### THE PROBLEM
Output the material below in full, exactly as it is.

begin MATERIALS PROVIDED

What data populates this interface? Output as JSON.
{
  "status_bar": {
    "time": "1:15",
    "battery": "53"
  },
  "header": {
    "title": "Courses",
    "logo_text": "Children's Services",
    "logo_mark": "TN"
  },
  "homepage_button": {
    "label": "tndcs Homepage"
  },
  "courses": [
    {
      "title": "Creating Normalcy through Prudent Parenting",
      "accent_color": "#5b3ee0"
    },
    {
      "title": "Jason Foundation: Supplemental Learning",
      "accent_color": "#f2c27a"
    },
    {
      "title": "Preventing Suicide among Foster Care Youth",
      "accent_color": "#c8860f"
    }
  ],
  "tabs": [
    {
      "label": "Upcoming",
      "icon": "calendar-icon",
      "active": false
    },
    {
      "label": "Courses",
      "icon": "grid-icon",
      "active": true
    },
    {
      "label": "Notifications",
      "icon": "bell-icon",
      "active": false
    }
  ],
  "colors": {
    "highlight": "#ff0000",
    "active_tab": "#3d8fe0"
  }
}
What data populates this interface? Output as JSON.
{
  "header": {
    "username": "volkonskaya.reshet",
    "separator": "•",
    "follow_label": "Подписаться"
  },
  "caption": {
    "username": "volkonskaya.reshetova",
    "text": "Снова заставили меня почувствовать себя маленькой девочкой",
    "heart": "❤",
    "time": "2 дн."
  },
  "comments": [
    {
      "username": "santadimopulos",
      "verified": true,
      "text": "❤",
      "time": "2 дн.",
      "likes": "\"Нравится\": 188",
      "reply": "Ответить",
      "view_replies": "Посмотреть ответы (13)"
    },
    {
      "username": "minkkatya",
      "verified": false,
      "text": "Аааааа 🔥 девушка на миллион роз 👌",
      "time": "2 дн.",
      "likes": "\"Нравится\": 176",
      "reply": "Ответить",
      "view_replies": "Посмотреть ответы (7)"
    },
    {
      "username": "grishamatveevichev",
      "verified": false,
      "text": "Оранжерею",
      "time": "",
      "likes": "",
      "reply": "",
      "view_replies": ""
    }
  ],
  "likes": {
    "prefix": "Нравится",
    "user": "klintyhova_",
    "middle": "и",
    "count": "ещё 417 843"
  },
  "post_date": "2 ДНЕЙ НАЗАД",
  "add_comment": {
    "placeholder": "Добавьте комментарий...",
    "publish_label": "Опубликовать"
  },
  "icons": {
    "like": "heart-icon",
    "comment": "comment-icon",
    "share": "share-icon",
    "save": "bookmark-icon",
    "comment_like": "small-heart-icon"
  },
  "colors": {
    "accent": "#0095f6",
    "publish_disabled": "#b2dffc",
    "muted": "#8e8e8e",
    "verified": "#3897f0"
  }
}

end MATERIALS PROVIDED

### SOLVED PROBLEM
What data populates this interface? Output as JSON.
{
  "status_bar": {
    "time": "1:15",
    "battery": "53"
  },
  "header": {
    "title": "Courses",
    "logo_text": "Children's Services",
    "logo_mark": "TN"
  },
  "homepage_button": {
    "label": "tndcs Homepage"
  },
  "courses": [
    {
      "title": "Creating Normalcy through Prudent Parenting",
      "accent_color": "#5b3ee0"
    },
    {
      "title": "Jason Foundation: Supplemental Learning",
      "accent_color": "#f2c27a"
    },
    {
      "title": "Preventing Suicide among Foster Care Youth",
      "accent_color": "#c8860f"
    }
  ],
  "tabs": [
    {
      "label": "Upcoming",
      "icon": "calendar-icon",
      "active": false
    },
    {
      "label": "Courses",
      "icon": "grid-icon",
      "active": true
    },
    {
      "label": "Notifications",
      "icon": "bell-icon",
      "active": false
    }
  ],
  "colors": {
    "highlight": "#ff0000",
    "active_tab": "#3d8fe0"
  }
}
What data populates this interface? Output as JSON.
{
  "header": {
    "username": "volkonskaya.reshet",
    "separator": "•",
    "follow_label": "Подписаться"
  },
  "caption": {
    "username": "volkonskaya.reshetova",
    "text": "Снова заставили меня почувствовать себя маленькой девочкой",
    "heart": "❤",
    "time": "2 дн."
  },
  "comments": [
    {
      "username": "santadimopulos",
      "verified": true,
      "text": "❤",
      "time": "2 дн.",
      "likes": "\"Нравится\": 188",
      "reply": "Ответить",
      "view_replies": "Посмотреть ответы (13)"
    },
    {
      "username": "minkkatya",
      "verified": false,
      "text": "Аааааа 🔥 девушка на миллион роз 👌",
      "time": "2 дн.",
      "likes": "\"Нравится\": 176",
      "reply": "Ответить",
      "view_replies": "Посмотреть ответы (7)"
    },
    {
      "username": "grishamatveevichev",
      "verified": false,
      "text": "Оранжерею",
      "time": "",
      "likes": "",
      "reply": "",
      "view_replies": ""
    }
  ],
  "likes": {
    "prefix": "Нравится",
    "user": "klintyhova_",
    "middle": "и",
    "count": "ещё 417 843"
  },
  "post_date": "2 ДНЕЙ НАЗАД",
  "add_comment": {
    "placeholder": "Добавьте комментарий...",
    "publish_label": "Опубликовать"
  },
  "icons": {
    "like": "heart-icon",
    "comment": "comment-icon",
    "share": "share-icon",
    "save": "bookmark-icon",
    "comment_like": "small-heart-icon"
  },
  "colors": {
    "accent": "#0095f6",
    "publish_disabled": "#b2dffc",
    "muted": "#8e8e8e",
    "verified": "#3897f0"
  }
}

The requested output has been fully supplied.